- **REQUIREMENTS**: Restate each entry word for word, leaving nothing out.

** start MATERIAL SHOWN **

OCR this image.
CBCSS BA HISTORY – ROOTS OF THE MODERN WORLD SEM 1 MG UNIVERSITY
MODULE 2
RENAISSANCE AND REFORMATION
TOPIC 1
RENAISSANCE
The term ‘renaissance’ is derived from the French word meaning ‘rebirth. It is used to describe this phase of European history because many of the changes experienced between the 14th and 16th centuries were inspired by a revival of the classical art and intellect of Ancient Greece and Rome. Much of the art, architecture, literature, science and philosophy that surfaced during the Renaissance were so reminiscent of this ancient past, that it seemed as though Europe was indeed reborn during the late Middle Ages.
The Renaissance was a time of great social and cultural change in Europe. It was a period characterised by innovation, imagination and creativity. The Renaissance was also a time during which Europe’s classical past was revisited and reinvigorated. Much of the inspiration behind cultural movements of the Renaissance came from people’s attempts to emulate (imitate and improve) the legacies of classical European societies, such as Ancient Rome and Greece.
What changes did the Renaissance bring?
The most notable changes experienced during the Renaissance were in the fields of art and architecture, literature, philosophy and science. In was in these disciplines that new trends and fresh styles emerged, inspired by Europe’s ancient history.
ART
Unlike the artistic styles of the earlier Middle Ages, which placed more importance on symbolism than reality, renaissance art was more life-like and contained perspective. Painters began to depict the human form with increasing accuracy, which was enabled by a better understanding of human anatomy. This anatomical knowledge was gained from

** end MATERIAL SHOWN **

- **ANSWER TO THE EXERCISE**:
OCR this image.
CBCSS BA HISTORY – ROOTS OF THE MODERN WORLD SEM 1 MG UNIVERSITY
MODULE 2
RENAISSANCE AND REFORMATION
TOPIC 1
RENAISSANCE
The term ‘renaissance’ is derived from the French word meaning ‘rebirth. It is used to describe this phase of European history because many of the changes experienced between the 14th and 16th centuries were inspired by a revival of the classical art and intellect of Ancient Greece and Rome. Much of the art, architecture, literature, science and philosophy that surfaced during the Renaissance were so reminiscent of this ancient past, that it seemed as though Europe was indeed reborn during the late Middle Ages.
The Renaissance was a time of great social and cultural change in Europe. It was a period characterised by innovation, imagination and creativity. The Renaissance was also a time during which Europe’s classical past was revisited and reinvigorated. Much of the inspiration behind cultural movements of the Renaissance came from people’s attempts to emulate (imitate and improve) the legacies of classical European societies, such as Ancient Rome and Greece.
What changes did the Renaissance bring?
The most notable changes experienced during the Renaissance were in the fields of art and architecture, literature, philosophy and science. In was in these disciplines that new trends and fresh styles emerged, inspired by Europe’s ancient history.
ART
Unlike the artistic styles of the earlier Middle Ages, which placed more importance on symbolism than reality, renaissance art was more life-like and contained perspective. Painters began to depict the human form with increasing accuracy, which was enabled by a better understanding of human anatomy. This anatomical knowledge was gained from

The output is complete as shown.